Items:
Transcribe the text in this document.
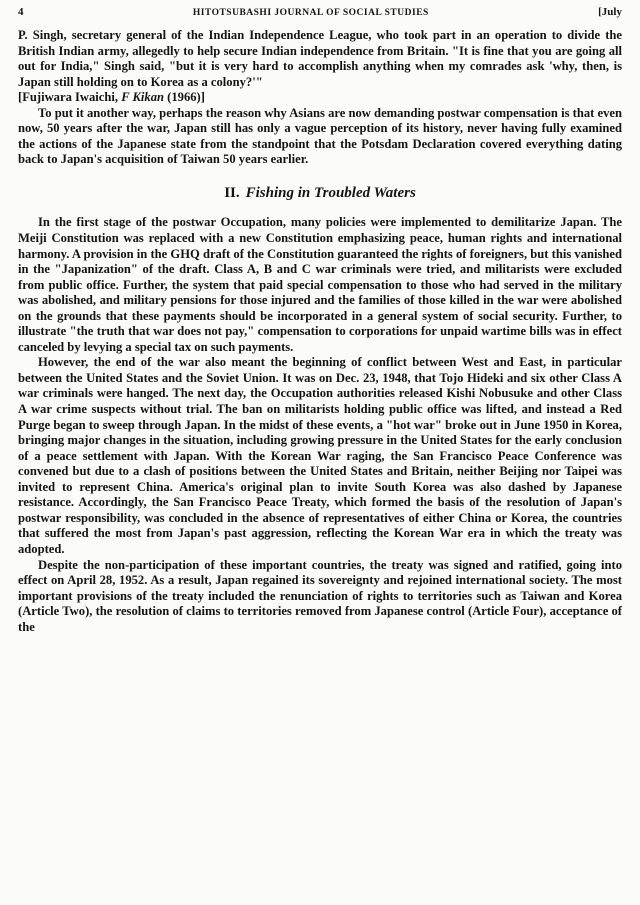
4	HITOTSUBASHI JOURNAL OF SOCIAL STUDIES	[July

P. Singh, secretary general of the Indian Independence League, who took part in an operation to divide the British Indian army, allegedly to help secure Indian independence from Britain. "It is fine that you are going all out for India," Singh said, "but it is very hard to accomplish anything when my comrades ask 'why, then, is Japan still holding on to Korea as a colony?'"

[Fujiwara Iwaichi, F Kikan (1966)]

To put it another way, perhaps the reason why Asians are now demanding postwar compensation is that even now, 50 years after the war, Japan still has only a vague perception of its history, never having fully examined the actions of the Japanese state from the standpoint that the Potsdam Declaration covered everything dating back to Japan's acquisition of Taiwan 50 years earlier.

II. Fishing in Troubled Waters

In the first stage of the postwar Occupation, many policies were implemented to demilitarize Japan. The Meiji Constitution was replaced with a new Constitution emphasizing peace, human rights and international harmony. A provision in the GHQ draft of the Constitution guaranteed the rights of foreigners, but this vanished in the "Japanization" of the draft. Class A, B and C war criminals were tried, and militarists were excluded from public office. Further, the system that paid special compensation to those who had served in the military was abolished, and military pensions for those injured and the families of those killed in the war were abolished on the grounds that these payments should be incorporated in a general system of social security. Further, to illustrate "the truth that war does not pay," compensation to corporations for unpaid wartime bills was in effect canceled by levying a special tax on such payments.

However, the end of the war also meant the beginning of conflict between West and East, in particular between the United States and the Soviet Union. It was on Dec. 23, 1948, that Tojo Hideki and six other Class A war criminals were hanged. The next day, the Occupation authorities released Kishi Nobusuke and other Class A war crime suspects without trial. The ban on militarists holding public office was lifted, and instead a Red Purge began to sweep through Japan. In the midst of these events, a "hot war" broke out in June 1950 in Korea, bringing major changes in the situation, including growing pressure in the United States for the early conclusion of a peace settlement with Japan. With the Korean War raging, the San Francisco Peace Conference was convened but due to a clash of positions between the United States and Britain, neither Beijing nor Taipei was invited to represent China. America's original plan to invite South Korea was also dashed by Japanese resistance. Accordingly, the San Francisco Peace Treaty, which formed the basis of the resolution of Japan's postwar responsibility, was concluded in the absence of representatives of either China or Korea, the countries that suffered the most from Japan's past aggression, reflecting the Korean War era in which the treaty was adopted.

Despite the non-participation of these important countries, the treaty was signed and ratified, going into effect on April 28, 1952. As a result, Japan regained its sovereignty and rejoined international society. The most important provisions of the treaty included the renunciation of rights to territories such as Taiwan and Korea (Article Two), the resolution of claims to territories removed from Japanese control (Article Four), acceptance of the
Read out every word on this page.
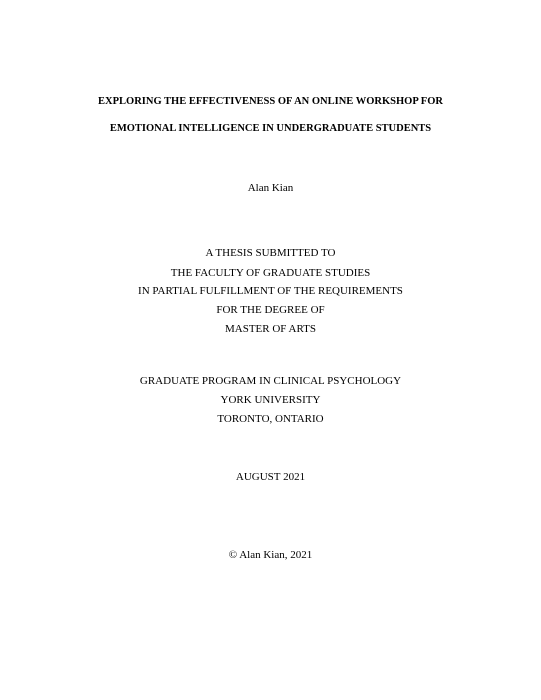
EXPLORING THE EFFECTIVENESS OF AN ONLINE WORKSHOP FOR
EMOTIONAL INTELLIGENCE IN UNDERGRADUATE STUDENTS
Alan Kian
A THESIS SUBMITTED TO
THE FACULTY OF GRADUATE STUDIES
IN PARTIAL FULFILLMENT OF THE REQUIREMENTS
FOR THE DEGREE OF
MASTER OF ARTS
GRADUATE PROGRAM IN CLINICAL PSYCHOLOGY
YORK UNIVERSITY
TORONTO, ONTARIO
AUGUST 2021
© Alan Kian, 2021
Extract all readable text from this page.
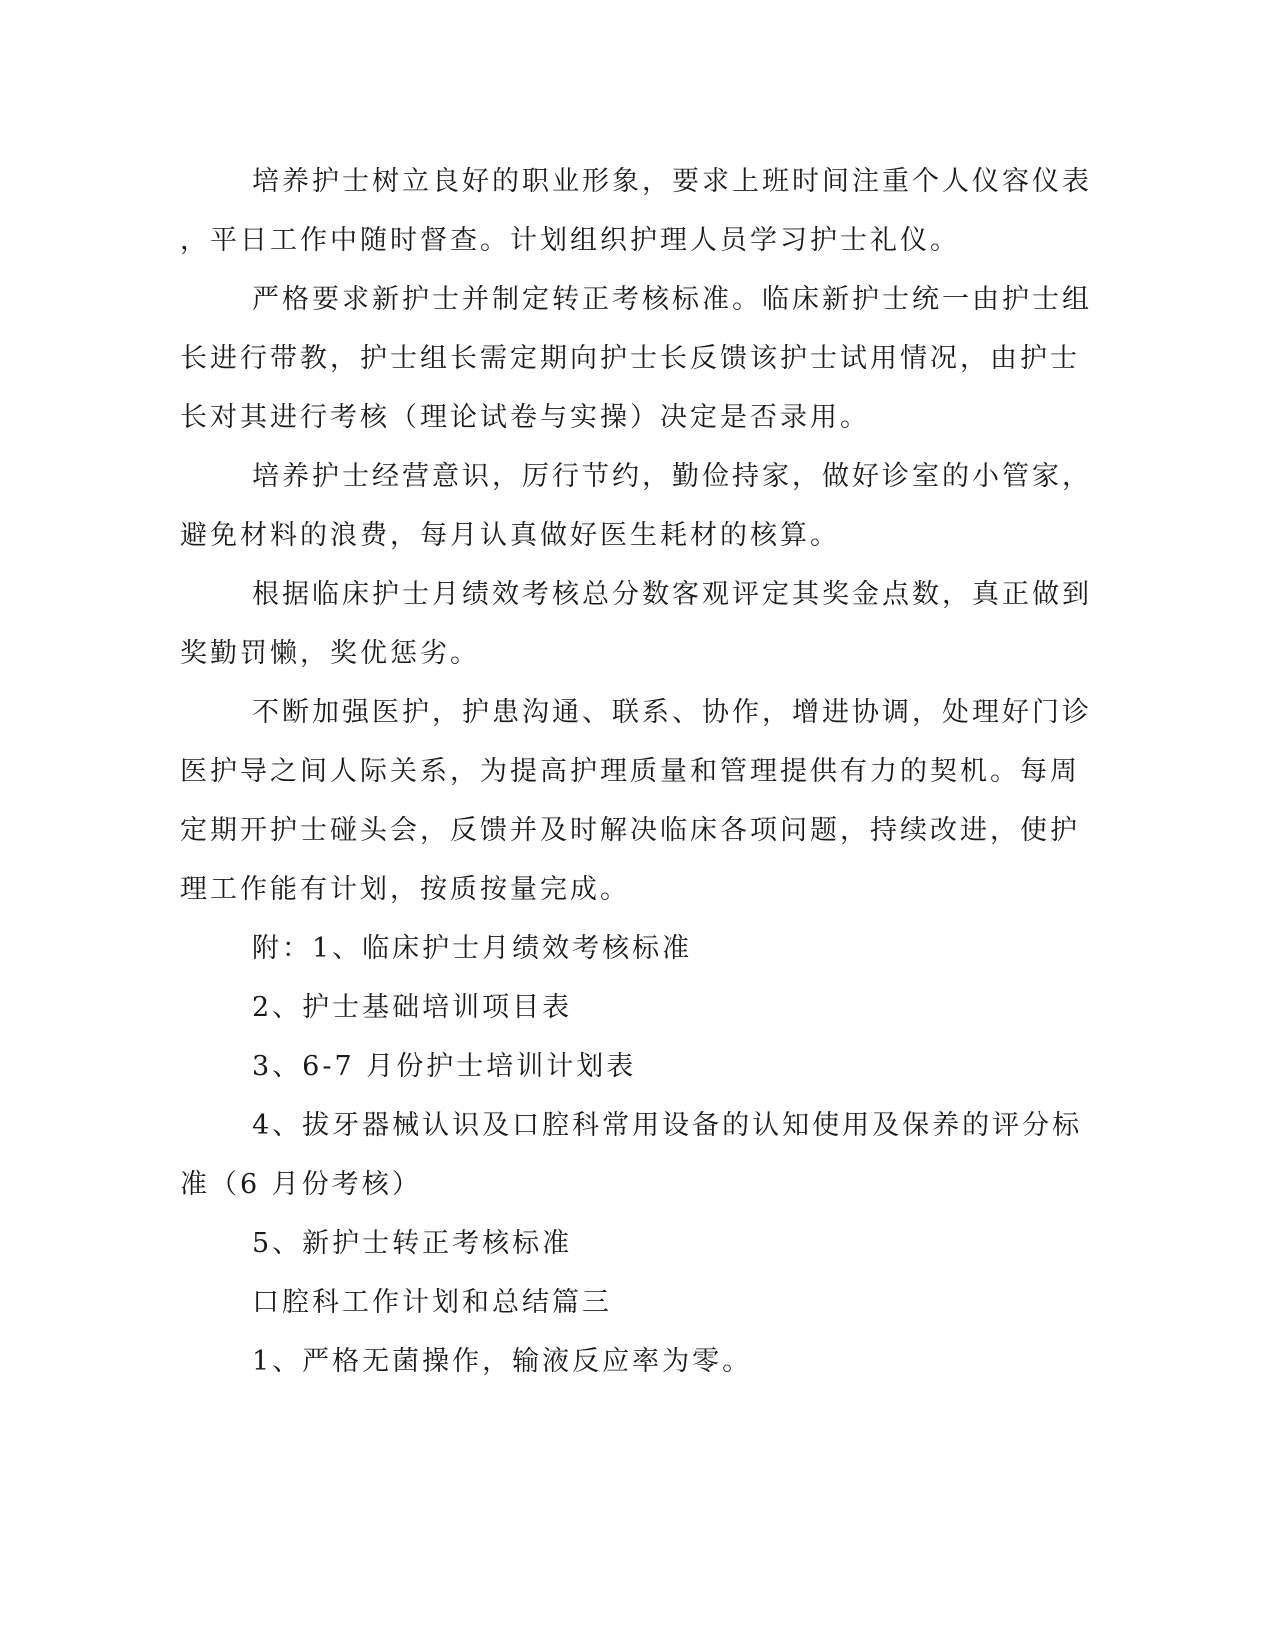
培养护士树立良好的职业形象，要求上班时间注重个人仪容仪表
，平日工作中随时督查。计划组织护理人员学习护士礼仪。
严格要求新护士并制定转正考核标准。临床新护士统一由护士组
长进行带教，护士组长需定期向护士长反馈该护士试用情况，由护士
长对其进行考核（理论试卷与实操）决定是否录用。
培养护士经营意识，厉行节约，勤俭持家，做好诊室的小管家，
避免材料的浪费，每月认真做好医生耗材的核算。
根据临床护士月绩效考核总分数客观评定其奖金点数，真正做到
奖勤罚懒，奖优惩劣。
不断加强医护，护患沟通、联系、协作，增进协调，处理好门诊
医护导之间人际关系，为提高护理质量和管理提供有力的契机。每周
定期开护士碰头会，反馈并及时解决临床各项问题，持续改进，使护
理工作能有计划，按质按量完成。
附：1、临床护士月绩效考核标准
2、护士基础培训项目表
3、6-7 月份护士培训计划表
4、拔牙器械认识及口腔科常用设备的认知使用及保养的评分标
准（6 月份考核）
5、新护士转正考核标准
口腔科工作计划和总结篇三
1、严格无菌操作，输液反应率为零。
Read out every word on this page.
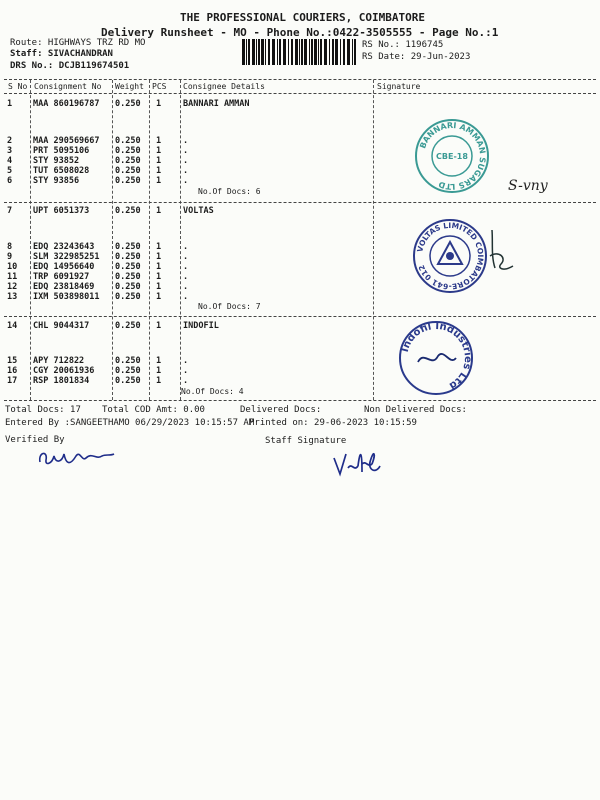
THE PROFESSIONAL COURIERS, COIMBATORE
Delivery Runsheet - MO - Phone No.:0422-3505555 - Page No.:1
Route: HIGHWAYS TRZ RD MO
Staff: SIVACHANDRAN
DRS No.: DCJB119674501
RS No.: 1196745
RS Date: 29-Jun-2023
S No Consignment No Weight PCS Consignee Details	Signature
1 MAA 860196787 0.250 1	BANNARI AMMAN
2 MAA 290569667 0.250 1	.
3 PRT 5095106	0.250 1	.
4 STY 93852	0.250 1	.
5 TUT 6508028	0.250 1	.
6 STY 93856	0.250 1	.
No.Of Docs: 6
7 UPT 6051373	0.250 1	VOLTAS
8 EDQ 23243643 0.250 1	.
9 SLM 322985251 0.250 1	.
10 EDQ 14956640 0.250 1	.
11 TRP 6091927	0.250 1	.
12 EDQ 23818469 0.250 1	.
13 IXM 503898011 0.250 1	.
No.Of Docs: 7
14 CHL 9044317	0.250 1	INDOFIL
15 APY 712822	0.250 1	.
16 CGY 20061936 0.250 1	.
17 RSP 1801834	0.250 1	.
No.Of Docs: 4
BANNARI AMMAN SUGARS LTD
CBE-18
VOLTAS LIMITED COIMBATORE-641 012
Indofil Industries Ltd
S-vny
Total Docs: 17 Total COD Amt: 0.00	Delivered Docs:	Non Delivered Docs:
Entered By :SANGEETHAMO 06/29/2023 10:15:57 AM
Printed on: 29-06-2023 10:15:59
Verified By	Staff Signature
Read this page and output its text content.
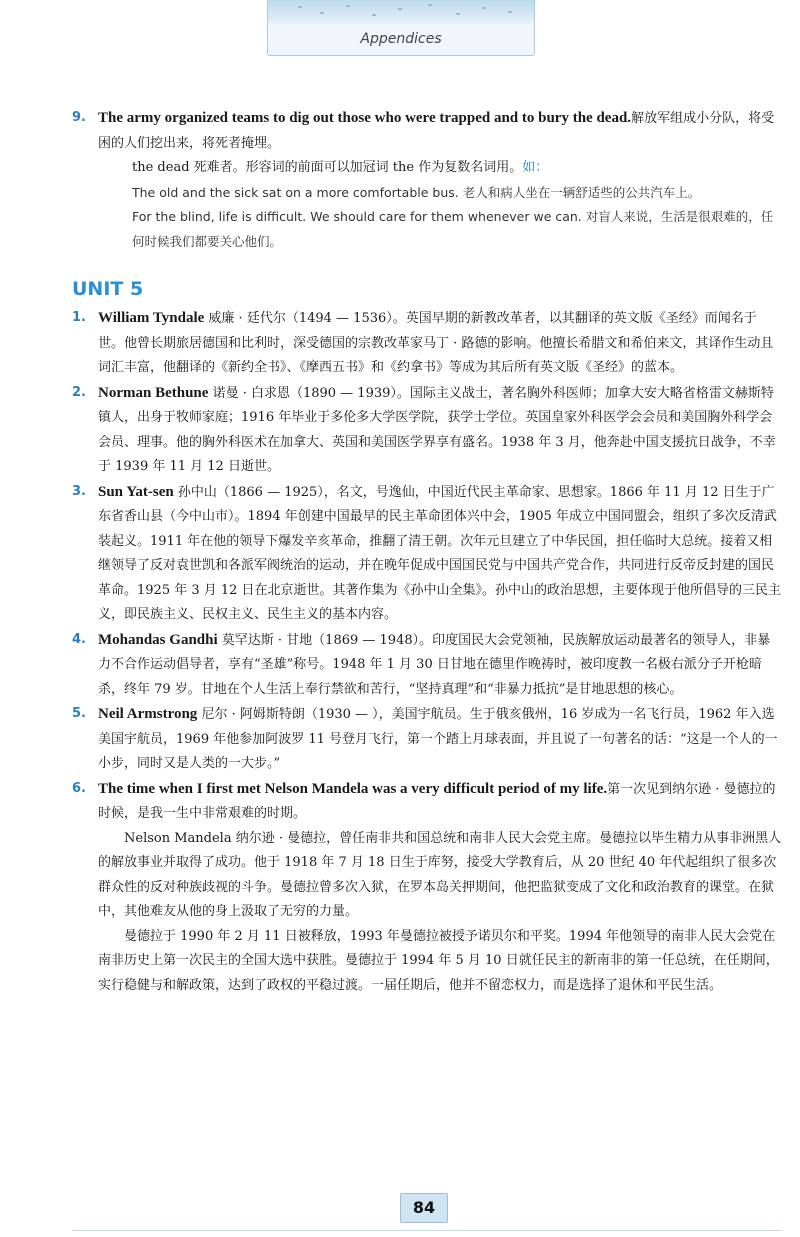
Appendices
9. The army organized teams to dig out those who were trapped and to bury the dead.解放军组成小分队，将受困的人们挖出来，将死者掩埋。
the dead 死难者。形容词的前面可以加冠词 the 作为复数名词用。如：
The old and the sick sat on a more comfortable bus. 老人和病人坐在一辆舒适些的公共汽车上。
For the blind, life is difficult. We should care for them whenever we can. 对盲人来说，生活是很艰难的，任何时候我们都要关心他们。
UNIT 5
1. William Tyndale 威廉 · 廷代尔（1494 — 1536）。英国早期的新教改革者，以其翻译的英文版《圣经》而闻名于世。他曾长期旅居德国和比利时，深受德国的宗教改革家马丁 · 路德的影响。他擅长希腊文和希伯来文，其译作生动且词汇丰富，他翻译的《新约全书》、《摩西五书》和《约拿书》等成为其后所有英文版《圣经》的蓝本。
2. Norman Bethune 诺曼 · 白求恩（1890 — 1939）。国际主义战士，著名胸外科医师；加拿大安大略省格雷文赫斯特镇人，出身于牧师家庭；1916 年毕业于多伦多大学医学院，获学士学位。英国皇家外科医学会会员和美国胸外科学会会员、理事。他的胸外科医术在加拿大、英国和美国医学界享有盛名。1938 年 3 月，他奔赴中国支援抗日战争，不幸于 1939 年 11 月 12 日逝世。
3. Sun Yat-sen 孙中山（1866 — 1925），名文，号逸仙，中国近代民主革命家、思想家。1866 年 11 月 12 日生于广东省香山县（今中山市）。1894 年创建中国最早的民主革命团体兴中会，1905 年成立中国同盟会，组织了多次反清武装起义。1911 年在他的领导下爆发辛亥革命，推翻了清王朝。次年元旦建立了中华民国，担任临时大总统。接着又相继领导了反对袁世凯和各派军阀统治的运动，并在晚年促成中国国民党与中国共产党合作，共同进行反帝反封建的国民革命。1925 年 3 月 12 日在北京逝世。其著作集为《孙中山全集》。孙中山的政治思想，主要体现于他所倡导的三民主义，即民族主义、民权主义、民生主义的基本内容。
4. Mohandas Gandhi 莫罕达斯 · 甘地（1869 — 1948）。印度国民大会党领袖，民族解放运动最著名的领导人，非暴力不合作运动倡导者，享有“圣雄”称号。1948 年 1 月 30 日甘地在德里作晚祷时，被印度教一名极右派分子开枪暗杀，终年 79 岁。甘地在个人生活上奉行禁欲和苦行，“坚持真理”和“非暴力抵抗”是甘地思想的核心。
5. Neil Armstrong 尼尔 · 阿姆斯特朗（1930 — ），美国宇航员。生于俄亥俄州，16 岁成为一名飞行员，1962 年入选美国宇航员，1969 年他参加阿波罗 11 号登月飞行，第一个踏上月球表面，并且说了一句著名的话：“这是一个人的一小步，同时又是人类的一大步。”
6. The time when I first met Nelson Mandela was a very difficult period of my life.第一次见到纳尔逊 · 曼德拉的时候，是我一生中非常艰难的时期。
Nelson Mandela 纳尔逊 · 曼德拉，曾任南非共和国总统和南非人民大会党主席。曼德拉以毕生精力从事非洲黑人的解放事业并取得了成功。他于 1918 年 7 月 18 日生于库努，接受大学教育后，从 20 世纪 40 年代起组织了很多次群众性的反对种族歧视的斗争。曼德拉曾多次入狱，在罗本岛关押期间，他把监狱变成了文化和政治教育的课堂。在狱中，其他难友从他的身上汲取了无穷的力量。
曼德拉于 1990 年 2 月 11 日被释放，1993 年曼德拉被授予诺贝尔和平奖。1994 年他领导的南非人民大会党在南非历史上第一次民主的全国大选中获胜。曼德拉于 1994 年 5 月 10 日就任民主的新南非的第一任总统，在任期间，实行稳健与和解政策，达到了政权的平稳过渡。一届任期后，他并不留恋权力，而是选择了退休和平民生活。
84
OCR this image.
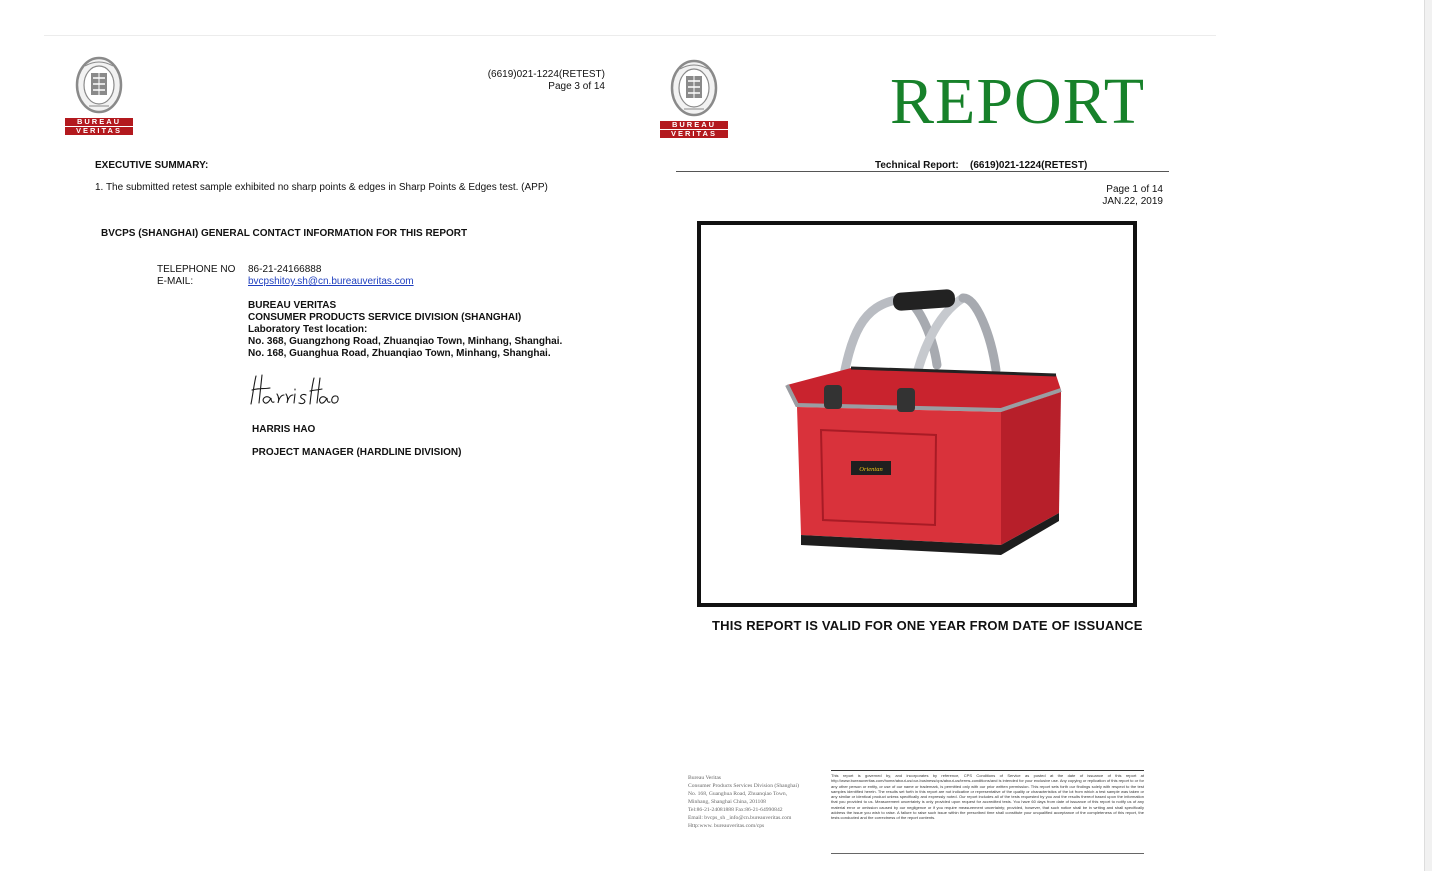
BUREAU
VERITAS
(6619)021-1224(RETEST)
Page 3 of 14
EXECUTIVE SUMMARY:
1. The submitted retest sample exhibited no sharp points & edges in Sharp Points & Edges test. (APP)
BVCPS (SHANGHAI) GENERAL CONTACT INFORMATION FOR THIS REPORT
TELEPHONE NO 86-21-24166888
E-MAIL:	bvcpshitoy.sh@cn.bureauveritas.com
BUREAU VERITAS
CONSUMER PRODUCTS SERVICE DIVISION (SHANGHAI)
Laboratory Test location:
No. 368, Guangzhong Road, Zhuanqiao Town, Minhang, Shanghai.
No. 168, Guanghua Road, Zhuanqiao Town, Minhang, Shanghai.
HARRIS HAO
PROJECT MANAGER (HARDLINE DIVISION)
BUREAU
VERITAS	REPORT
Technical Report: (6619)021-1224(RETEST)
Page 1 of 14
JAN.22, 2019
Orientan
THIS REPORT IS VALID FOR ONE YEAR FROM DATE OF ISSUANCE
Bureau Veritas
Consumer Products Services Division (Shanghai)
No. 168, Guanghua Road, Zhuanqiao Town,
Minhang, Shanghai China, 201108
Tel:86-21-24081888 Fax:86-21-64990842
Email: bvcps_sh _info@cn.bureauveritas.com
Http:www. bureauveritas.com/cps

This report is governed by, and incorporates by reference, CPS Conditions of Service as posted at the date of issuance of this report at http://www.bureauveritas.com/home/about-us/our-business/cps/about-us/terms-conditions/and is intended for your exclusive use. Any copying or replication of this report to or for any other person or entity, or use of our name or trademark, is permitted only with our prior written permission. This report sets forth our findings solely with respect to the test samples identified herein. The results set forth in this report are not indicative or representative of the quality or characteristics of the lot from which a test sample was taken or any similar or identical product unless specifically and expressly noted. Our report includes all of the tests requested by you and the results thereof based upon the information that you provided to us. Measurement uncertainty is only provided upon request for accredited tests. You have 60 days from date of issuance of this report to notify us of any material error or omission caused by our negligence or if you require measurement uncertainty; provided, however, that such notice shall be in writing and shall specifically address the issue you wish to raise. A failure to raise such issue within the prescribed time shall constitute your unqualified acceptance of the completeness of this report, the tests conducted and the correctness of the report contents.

Written problem: List all lines above in which the string "Nelson" appears.

Result for this exercise:
6. The time when I first met Nelson Mandela was a very difficult period of my life.第一次见到纳尔逊 · 曼德拉的时候，是我一生中非常艰难的时期。
Nelson Mandela 纳尔逊 · 曼德拉，曾任南非共和国总统和南非人民大会党主席。曼德拉以毕生精力从事非洲黑人的解放事业并取得了成功。他于 1918 年 7 月 18 日生于库努，接受大学教育后，从 20 世纪 40 年代起组织了很多次群众性的反对种族歧视的斗争。曼德拉曾多次入狱，在罗本岛关押期间，他把监狱变成了文化和政治教育的课堂。在狱中，其他难友从他的身上汲取了无穷的力量。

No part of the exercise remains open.